⟨

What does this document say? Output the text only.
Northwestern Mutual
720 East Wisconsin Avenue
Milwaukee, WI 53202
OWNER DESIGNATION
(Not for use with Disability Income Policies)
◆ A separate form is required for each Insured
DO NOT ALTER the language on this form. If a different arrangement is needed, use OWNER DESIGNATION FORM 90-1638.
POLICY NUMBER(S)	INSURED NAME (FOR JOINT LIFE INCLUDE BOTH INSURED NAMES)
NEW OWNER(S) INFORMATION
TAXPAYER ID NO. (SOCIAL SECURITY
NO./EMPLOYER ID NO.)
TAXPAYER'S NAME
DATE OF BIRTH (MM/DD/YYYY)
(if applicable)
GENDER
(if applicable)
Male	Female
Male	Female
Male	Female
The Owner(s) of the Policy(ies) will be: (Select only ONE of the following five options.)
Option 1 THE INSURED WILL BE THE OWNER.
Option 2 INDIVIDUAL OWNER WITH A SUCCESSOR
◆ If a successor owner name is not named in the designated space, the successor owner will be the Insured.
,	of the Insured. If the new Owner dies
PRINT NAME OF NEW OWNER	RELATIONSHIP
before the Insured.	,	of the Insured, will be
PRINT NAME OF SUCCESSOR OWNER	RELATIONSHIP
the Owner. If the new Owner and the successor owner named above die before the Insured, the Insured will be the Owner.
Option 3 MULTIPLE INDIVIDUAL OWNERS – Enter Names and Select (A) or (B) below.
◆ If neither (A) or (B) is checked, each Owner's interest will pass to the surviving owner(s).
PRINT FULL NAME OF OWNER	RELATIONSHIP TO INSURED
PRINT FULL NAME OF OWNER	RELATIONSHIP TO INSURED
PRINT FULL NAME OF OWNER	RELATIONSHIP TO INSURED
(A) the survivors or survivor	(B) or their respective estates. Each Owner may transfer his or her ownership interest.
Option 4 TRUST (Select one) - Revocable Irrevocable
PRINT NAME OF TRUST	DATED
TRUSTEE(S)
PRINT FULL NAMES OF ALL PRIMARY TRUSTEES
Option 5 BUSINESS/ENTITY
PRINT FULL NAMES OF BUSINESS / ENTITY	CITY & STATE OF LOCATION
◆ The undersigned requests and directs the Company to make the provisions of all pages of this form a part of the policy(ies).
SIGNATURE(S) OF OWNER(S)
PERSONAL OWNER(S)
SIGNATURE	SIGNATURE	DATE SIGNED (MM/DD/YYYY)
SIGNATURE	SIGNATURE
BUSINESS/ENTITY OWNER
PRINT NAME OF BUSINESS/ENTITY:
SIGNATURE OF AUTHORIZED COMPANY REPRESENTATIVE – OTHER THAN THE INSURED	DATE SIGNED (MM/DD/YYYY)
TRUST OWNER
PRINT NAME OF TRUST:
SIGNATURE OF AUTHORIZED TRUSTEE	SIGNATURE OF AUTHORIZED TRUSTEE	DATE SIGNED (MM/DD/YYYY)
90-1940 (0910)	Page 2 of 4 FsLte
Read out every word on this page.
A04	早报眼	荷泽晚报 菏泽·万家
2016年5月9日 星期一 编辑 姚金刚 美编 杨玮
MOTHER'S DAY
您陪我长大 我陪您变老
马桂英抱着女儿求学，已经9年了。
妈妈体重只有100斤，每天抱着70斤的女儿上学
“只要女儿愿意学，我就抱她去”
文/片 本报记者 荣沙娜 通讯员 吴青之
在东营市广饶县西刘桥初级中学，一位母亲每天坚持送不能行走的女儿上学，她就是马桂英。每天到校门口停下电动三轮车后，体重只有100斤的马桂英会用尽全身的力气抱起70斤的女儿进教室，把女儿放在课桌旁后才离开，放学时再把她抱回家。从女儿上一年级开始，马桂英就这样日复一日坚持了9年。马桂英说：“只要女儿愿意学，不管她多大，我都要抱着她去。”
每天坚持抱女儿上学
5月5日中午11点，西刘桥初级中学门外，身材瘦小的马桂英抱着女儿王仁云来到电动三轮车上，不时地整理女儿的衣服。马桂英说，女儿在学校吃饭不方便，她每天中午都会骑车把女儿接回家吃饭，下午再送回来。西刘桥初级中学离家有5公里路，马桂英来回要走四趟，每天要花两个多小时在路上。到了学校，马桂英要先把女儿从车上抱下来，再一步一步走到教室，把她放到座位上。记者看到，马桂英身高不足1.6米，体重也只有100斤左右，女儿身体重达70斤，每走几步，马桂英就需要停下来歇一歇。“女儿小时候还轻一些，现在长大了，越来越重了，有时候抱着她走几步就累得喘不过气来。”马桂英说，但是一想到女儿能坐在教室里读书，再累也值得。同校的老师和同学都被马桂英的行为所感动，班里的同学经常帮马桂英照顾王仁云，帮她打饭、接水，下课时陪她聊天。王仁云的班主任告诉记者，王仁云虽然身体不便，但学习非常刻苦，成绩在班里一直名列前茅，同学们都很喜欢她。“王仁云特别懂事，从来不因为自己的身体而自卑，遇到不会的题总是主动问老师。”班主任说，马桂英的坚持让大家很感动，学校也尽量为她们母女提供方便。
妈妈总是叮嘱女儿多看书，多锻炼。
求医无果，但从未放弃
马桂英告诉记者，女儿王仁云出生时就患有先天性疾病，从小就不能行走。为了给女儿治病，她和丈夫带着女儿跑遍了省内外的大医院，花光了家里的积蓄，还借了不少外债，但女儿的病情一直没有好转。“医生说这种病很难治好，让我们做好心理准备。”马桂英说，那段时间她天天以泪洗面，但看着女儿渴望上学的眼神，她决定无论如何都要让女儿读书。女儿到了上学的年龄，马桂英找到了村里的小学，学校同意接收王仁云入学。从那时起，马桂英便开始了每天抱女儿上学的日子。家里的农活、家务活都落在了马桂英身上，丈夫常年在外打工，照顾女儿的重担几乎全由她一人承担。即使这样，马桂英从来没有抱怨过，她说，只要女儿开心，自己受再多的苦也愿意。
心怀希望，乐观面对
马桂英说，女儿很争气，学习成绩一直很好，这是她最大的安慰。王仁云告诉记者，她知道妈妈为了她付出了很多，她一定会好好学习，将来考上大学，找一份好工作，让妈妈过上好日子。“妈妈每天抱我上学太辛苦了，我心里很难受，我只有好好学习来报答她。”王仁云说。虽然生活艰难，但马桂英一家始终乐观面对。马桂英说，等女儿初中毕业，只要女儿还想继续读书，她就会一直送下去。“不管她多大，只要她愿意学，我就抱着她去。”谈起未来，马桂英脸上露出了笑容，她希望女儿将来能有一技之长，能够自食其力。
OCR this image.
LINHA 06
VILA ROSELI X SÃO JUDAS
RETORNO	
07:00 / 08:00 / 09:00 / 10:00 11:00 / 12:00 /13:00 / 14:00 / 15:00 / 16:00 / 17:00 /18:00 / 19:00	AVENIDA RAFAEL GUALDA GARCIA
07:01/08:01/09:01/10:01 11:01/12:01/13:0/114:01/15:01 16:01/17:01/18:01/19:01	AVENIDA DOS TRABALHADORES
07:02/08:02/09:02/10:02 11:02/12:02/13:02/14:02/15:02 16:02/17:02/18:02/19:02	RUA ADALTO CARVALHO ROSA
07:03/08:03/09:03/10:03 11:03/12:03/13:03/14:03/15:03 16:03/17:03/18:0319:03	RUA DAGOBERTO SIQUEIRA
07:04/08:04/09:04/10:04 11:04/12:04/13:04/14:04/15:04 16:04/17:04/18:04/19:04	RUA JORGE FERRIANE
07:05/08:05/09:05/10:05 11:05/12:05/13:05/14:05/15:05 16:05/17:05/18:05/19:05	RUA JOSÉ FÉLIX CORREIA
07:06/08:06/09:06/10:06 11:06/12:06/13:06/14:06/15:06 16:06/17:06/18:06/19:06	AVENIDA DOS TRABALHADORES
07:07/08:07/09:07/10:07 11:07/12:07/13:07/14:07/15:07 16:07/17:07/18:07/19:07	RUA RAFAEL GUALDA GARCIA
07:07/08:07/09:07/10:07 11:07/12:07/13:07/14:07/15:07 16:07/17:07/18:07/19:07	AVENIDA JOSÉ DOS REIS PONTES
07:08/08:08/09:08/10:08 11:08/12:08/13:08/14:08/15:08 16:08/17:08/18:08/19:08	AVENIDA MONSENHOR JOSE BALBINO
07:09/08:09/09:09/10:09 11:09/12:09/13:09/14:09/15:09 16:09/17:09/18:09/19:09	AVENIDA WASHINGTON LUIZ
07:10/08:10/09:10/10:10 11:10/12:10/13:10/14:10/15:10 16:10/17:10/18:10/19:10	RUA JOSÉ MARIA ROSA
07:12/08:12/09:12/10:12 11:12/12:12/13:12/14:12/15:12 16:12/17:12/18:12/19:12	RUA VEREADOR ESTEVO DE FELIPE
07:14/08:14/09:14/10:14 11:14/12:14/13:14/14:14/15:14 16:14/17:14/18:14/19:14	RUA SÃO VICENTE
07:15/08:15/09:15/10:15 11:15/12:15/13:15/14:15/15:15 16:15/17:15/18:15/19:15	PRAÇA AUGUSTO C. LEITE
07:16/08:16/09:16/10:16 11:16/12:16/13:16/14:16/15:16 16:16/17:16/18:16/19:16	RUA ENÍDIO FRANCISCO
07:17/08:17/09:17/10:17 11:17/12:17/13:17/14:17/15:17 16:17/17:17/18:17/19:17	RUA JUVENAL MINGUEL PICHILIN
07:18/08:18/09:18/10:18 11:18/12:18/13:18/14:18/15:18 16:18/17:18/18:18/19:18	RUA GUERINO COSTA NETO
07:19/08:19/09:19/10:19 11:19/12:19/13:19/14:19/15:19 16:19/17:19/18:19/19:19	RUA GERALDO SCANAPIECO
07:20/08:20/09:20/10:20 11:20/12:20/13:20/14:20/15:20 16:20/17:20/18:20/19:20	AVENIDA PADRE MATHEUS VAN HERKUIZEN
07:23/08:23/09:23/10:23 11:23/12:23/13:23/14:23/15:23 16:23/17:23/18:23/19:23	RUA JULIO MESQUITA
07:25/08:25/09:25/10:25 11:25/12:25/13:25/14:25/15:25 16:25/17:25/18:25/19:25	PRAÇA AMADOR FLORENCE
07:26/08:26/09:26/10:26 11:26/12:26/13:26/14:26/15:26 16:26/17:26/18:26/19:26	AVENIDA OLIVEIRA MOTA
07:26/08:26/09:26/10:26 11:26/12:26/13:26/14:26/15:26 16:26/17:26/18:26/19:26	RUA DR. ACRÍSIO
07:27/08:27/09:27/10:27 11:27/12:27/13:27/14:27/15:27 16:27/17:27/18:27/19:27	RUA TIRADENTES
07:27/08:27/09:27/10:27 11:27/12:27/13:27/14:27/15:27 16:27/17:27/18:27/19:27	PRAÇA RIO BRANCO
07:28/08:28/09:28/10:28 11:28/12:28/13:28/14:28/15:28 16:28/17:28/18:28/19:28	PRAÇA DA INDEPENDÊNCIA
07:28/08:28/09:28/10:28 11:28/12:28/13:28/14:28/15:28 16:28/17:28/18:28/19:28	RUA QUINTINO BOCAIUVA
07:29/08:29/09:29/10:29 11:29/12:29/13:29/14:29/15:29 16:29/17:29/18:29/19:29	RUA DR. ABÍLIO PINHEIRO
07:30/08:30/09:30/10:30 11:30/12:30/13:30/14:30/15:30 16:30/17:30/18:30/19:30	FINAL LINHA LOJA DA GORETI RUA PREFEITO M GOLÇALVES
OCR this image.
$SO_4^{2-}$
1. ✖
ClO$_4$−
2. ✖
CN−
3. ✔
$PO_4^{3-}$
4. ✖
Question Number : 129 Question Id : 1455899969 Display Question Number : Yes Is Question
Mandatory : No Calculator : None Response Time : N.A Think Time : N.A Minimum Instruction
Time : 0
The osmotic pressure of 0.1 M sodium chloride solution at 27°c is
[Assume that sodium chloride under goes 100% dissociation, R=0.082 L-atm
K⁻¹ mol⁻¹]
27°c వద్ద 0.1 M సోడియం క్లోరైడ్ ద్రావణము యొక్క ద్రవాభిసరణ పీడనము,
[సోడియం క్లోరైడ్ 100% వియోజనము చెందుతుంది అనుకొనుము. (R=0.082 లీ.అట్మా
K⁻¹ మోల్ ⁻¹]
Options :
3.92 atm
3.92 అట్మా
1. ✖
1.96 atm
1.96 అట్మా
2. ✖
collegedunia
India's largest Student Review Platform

⟩

Required work:
Using the listing above, gather each line that holds the string "AVENIDA" and copy it.

Reply:
07:00 / 08:00 / 09:00 / 10:00 11:00 / 12:00 /13:00 / 14:00 / 15:00 / 16:00 / 17:00 /18:00 / 19:00	AVENIDA RAFAEL GUALDA GARCIA
07:01/08:01/09:01/10:01 11:01/12:01/13:0/114:01/15:01 16:01/17:01/18:01/19:01	AVENIDA DOS TRABALHADORES
07:06/08:06/09:06/10:06 11:06/12:06/13:06/14:06/15:06 16:06/17:06/18:06/19:06	AVENIDA DOS TRABALHADORES
07:07/08:07/09:07/10:07 11:07/12:07/13:07/14:07/15:07 16:07/17:07/18:07/19:07	AVENIDA JOSÉ DOS REIS PONTES
07:08/08:08/09:08/10:08 11:08/12:08/13:08/14:08/15:08 16:08/17:08/18:08/19:08	AVENIDA MONSENHOR JOSE BALBINO
07:09/08:09/09:09/10:09 11:09/12:09/13:09/14:09/15:09 16:09/17:09/18:09/19:09	AVENIDA WASHINGTON LUIZ
07:20/08:20/09:20/10:20 11:20/12:20/13:20/14:20/15:20 16:20/17:20/18:20/19:20	AVENIDA PADRE MATHEUS VAN HERKUIZEN
07:26/08:26/09:26/10:26 11:26/12:26/13:26/14:26/15:26 16:26/17:26/18:26/19:26	AVENIDA OLIVEIRA MOTA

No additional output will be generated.